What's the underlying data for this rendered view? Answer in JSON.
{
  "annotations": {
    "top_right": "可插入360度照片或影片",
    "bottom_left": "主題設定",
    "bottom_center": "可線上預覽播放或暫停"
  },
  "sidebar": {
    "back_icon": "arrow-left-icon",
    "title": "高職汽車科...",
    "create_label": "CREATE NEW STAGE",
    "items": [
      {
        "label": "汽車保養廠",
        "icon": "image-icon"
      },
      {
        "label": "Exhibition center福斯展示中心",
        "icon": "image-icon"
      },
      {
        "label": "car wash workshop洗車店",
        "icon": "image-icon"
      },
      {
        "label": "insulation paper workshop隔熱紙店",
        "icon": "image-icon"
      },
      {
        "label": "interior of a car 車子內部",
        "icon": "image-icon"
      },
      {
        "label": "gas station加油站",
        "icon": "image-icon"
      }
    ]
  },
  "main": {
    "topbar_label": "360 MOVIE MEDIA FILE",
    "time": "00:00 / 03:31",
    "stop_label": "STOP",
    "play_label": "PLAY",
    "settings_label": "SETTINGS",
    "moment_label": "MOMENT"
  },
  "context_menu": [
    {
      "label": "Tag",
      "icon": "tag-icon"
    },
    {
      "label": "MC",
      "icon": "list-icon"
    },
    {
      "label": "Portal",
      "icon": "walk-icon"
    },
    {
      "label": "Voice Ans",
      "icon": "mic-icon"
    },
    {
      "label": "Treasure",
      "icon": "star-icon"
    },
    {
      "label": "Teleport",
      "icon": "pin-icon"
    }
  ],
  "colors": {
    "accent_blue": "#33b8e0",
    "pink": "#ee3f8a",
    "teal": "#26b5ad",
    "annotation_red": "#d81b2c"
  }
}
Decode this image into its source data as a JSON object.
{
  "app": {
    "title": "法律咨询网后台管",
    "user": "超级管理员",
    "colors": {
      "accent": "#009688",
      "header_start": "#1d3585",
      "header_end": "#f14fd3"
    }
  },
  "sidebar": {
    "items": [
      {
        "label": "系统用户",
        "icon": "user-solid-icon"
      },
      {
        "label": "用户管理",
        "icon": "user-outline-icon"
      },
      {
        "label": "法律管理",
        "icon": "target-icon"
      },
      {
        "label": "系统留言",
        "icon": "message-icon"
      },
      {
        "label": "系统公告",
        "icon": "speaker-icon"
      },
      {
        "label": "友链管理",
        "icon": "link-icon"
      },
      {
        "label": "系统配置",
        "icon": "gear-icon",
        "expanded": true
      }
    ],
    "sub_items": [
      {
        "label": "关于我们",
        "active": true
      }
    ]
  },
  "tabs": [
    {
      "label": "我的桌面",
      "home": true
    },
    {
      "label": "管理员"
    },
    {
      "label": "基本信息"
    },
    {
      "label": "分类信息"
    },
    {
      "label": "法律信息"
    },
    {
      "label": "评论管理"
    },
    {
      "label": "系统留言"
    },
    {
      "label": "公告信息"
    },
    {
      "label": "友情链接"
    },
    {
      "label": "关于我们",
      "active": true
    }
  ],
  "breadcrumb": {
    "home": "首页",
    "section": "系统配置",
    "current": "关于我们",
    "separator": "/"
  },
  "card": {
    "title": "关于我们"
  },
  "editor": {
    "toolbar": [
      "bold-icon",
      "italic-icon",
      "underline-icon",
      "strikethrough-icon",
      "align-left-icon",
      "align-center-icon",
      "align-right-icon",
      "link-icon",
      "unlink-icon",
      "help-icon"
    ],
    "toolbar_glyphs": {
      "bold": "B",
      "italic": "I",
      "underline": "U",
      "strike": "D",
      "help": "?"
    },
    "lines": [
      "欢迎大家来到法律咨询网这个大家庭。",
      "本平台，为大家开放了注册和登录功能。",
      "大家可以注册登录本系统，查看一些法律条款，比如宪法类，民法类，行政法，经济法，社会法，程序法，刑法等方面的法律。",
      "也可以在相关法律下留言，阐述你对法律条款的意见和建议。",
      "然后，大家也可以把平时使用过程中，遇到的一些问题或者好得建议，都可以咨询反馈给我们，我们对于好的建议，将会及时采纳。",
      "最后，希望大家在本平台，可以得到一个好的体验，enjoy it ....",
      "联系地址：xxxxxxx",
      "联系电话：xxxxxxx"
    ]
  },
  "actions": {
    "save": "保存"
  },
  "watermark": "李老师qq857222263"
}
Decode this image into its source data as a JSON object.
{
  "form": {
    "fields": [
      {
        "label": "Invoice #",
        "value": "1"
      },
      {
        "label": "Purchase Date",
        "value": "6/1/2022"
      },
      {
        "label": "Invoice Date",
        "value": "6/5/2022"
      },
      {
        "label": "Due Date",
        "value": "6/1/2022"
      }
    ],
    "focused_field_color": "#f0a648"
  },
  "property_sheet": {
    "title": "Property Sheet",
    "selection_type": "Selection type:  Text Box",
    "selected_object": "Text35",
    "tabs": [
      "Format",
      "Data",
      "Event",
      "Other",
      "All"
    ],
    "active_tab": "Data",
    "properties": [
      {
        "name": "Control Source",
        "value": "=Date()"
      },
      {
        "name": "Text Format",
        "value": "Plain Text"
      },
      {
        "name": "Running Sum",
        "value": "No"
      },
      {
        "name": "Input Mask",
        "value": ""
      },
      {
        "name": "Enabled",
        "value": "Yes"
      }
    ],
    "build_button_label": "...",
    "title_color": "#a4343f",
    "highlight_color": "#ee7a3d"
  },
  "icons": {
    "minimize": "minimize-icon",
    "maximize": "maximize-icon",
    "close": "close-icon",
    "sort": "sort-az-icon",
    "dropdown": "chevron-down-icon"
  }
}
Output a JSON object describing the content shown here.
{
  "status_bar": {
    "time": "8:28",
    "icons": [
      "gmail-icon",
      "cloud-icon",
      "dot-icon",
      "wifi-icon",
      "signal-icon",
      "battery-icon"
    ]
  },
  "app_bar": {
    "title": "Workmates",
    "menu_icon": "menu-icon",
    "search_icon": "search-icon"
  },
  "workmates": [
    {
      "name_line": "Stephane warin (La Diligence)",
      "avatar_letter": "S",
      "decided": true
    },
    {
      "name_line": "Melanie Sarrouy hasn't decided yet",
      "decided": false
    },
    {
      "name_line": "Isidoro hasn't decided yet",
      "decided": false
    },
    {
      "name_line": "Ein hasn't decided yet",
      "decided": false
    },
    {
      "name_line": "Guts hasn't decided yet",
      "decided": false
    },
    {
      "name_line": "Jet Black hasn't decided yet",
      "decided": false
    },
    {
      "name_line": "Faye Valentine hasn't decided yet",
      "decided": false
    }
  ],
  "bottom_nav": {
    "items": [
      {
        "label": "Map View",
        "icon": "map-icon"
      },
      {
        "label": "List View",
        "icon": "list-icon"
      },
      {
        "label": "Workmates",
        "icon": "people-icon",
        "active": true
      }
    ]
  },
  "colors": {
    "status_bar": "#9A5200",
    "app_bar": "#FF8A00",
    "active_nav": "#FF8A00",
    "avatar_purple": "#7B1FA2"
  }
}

**THE TASK:**
Retype each record exactly, leaving nothing out.

**RESPONSE:**
What's the underlying data for this rendered view? Answer in JSON.
{
  "annotations": {
    "top_right": "可插入360度照片或影片",
    "bottom_left": "主題設定",
    "bottom_center": "可線上預覽播放或暫停"
  },
  "sidebar": {
    "back_icon": "arrow-left-icon",
    "title": "高職汽車科...",
    "create_label": "CREATE NEW STAGE",
    "items": [
      {
        "label": "汽車保養廠",
        "icon": "image-icon"
      },
      {
        "label": "Exhibition center福斯展示中心",
        "icon": "image-icon"
      },
      {
        "label": "car wash workshop洗車店",
        "icon": "image-icon"
      },
      {
        "label": "insulation paper workshop隔熱紙店",
        "icon": "image-icon"
      },
      {
        "label": "interior of a car 車子內部",
        "icon": "image-icon"
      },
      {
        "label": "gas station加油站",
        "icon": "image-icon"
      }
    ]
  },
  "main": {
    "topbar_label": "360 MOVIE MEDIA FILE",
    "time": "00:00 / 03:31",
    "stop_label": "STOP",
    "play_label": "PLAY",
    "settings_label": "SETTINGS",
    "moment_label": "MOMENT"
  },
  "context_menu": [
    {
      "label": "Tag",
      "icon": "tag-icon"
    },
    {
      "label": "MC",
      "icon": "list-icon"
    },
    {
      "label": "Portal",
      "icon": "walk-icon"
    },
    {
      "label": "Voice Ans",
      "icon": "mic-icon"
    },
    {
      "label": "Treasure",
      "icon": "star-icon"
    },
    {
      "label": "Teleport",
      "icon": "pin-icon"
    }
  ],
  "colors": {
    "accent_blue": "#33b8e0",
    "pink": "#ee3f8a",
    "teal": "#26b5ad",
    "annotation_red": "#d81b2c"
  }
}
Decode this image into its source data as a JSON object.
{
  "app": {
    "title": "法律咨询网后台管",
    "user": "超级管理员",
    "colors": {
      "accent": "#009688",
      "header_start": "#1d3585",
      "header_end": "#f14fd3"
    }
  },
  "sidebar": {
    "items": [
      {
        "label": "系统用户",
        "icon": "user-solid-icon"
      },
      {
        "label": "用户管理",
        "icon": "user-outline-icon"
      },
      {
        "label": "法律管理",
        "icon": "target-icon"
      },
      {
        "label": "系统留言",
        "icon": "message-icon"
      },
      {
        "label": "系统公告",
        "icon": "speaker-icon"
      },
      {
        "label": "友链管理",
        "icon": "link-icon"
      },
      {
        "label": "系统配置",
        "icon": "gear-icon",
        "expanded": true
      }
    ],
    "sub_items": [
      {
        "label": "关于我们",
        "active": true
      }
    ]
  },
  "tabs": [
    {
      "label": "我的桌面",
      "home": true
    },
    {
      "label": "管理员"
    },
    {
      "label": "基本信息"
    },
    {
      "label": "分类信息"
    },
    {
      "label": "法律信息"
    },
    {
      "label": "评论管理"
    },
    {
      "label": "系统留言"
    },
    {
      "label": "公告信息"
    },
    {
      "label": "友情链接"
    },
    {
      "label": "关于我们",
      "active": true
    }
  ],
  "breadcrumb": {
    "home": "首页",
    "section": "系统配置",
    "current": "关于我们",
    "separator": "/"
  },
  "card": {
    "title": "关于我们"
  },
  "editor": {
    "toolbar": [
      "bold-icon",
      "italic-icon",
      "underline-icon",
      "strikethrough-icon",
      "align-left-icon",
      "align-center-icon",
      "align-right-icon",
      "link-icon",
      "unlink-icon",
      "help-icon"
    ],
    "toolbar_glyphs": {
      "bold": "B",
      "italic": "I",
      "underline": "U",
      "strike": "D",
      "help": "?"
    },
    "lines": [
      "欢迎大家来到法律咨询网这个大家庭。",
      "本平台，为大家开放了注册和登录功能。",
      "大家可以注册登录本系统，查看一些法律条款，比如宪法类，民法类，行政法，经济法，社会法，程序法，刑法等方面的法律。",
      "也可以在相关法律下留言，阐述你对法律条款的意见和建议。",
      "然后，大家也可以把平时使用过程中，遇到的一些问题或者好得建议，都可以咨询反馈给我们，我们对于好的建议，将会及时采纳。",
      "最后，希望大家在本平台，可以得到一个好的体验，enjoy it ....",
      "联系地址：xxxxxxx",
      "联系电话：xxxxxxx"
    ]
  },
  "actions": {
    "save": "保存"
  },
  "watermark": "李老师qq857222263"
}
Decode this image into its source data as a JSON object.
{
  "form": {
    "fields": [
      {
        "label": "Invoice #",
        "value": "1"
      },
      {
        "label": "Purchase Date",
        "value": "6/1/2022"
      },
      {
        "label": "Invoice Date",
        "value": "6/5/2022"
      },
      {
        "label": "Due Date",
        "value": "6/1/2022"
      }
    ],
    "focused_field_color": "#f0a648"
  },
  "property_sheet": {
    "title": "Property Sheet",
    "selection_type": "Selection type:  Text Box",
    "selected_object": "Text35",
    "tabs": [
      "Format",
      "Data",
      "Event",
      "Other",
      "All"
    ],
    "active_tab": "Data",
    "properties": [
      {
        "name": "Control Source",
        "value": "=Date()"
      },
      {
        "name": "Text Format",
        "value": "Plain Text"
      },
      {
        "name": "Running Sum",
        "value": "No"
      },
      {
        "name": "Input Mask",
        "value": ""
      },
      {
        "name": "Enabled",
        "value": "Yes"
      }
    ],
    "build_button_label": "...",
    "title_color": "#a4343f",
    "highlight_color": "#ee7a3d"
  },
  "icons": {
    "minimize": "minimize-icon",
    "maximize": "maximize-icon",
    "close": "close-icon",
    "sort": "sort-az-icon",
    "dropdown": "chevron-down-icon"
  }
}
Output a JSON object describing the content shown here.
{
  "status_bar": {
    "time": "8:28",
    "icons": [
      "gmail-icon",
      "cloud-icon",
      "dot-icon",
      "wifi-icon",
      "signal-icon",
      "battery-icon"
    ]
  },
  "app_bar": {
    "title": "Workmates",
    "menu_icon": "menu-icon",
    "search_icon": "search-icon"
  },
  "workmates": [
    {
      "name_line": "Stephane warin (La Diligence)",
      "avatar_letter": "S",
      "decided": true
    },
    {
      "name_line": "Melanie Sarrouy hasn't decided yet",
      "decided": false
    },
    {
      "name_line": "Isidoro hasn't decided yet",
      "decided": false
    },
    {
      "name_line": "Ein hasn't decided yet",
      "decided": false
    },
    {
      "name_line": "Guts hasn't decided yet",
      "decided": false
    },
    {
      "name_line": "Jet Black hasn't decided yet",
      "decided": false
    },
    {
      "name_line": "Faye Valentine hasn't decided yet",
      "decided": false
    }
  ],
  "bottom_nav": {
    "items": [
      {
        "label": "Map View",
        "icon": "map-icon"
      },
      {
        "label": "List View",
        "icon": "list-icon"
      },
      {
        "label": "Workmates",
        "icon": "people-icon",
        "active": true
      }
    ]
  },
  "colors": {
    "status_bar": "#9A5200",
    "app_bar": "#FF8A00",
    "active_nav": "#FF8A00",
    "avatar_purple": "#7B1FA2"
  }
}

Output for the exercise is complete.